• [JOB]
Count every line of these entries that holds the word "title", and reply with the number only.

• [GIVEN DATA]
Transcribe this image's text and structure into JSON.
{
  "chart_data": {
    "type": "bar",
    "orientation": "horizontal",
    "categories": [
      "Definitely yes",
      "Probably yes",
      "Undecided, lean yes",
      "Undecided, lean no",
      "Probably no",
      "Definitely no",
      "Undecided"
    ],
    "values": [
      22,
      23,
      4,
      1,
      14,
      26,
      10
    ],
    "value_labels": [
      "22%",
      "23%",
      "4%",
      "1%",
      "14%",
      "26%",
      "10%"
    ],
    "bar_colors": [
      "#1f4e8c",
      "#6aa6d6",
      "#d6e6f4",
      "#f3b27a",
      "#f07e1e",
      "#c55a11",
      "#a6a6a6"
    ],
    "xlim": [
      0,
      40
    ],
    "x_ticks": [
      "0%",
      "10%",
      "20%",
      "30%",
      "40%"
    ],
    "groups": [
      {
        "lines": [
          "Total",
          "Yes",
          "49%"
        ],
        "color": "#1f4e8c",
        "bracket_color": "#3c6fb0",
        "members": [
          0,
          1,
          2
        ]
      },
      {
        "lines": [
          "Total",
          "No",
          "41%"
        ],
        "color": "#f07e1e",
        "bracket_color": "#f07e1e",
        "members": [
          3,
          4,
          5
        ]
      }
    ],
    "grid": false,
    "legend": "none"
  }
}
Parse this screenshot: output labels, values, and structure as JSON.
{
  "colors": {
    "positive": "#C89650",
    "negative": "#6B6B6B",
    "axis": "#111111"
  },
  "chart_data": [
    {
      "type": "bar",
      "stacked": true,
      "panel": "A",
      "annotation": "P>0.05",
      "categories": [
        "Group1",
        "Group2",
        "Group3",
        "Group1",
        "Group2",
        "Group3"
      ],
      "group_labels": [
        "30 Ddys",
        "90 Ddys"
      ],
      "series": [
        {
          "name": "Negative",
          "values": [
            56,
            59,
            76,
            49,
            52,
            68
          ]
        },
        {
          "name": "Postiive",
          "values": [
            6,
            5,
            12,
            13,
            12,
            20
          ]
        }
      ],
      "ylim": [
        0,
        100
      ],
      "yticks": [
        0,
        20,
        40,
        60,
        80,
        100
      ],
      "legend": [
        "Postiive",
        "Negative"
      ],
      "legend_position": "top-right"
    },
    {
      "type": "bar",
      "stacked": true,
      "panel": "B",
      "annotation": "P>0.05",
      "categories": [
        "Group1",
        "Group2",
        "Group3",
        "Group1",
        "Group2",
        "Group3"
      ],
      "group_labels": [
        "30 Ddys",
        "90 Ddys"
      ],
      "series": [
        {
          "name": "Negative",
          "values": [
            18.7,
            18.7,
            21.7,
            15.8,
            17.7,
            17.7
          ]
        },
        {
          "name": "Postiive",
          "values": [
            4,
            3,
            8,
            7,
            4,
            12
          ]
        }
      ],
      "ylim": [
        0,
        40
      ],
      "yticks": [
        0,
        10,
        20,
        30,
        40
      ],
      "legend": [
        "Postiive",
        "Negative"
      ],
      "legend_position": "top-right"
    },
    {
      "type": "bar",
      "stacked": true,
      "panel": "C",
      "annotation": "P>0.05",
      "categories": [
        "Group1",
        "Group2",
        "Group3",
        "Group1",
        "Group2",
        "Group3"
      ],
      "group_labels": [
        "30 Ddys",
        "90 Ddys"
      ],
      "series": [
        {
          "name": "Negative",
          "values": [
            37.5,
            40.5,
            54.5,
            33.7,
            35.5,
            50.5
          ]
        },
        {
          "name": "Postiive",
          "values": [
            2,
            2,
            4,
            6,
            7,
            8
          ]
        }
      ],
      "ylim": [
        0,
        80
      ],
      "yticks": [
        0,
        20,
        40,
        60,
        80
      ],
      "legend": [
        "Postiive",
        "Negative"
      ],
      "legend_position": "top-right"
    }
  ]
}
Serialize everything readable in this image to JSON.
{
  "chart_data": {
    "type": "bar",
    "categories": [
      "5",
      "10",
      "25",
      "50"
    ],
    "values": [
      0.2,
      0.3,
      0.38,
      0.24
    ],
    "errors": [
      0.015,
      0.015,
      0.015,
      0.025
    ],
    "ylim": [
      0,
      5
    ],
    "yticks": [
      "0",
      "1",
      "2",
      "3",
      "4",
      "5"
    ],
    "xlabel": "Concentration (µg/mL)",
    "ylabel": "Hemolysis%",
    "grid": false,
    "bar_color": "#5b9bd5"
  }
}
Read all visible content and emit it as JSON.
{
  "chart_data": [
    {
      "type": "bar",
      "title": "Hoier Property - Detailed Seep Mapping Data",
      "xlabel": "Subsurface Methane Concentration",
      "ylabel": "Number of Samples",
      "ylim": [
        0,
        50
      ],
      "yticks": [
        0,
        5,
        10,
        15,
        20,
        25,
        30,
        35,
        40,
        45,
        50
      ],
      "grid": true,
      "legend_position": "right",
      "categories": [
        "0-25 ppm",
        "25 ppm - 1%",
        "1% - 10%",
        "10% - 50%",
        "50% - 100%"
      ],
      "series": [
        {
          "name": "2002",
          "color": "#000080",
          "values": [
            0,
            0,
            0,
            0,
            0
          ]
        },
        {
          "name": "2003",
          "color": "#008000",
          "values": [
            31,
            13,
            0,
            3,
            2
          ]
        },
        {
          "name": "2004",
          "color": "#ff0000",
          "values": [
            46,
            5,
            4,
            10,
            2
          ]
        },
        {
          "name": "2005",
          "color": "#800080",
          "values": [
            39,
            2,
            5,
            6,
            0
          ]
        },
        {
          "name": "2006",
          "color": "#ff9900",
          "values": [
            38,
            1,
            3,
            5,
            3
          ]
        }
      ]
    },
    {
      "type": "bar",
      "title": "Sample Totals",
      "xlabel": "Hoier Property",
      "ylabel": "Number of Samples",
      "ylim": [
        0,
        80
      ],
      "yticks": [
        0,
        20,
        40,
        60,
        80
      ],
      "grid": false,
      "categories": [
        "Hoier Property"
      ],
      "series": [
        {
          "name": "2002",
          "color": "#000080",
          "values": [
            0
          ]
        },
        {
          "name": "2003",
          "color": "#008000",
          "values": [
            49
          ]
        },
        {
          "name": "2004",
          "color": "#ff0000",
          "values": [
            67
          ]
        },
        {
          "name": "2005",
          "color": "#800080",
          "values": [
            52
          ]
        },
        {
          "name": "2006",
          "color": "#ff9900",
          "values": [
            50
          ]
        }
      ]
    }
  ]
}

• [FULL SOLUTION]
2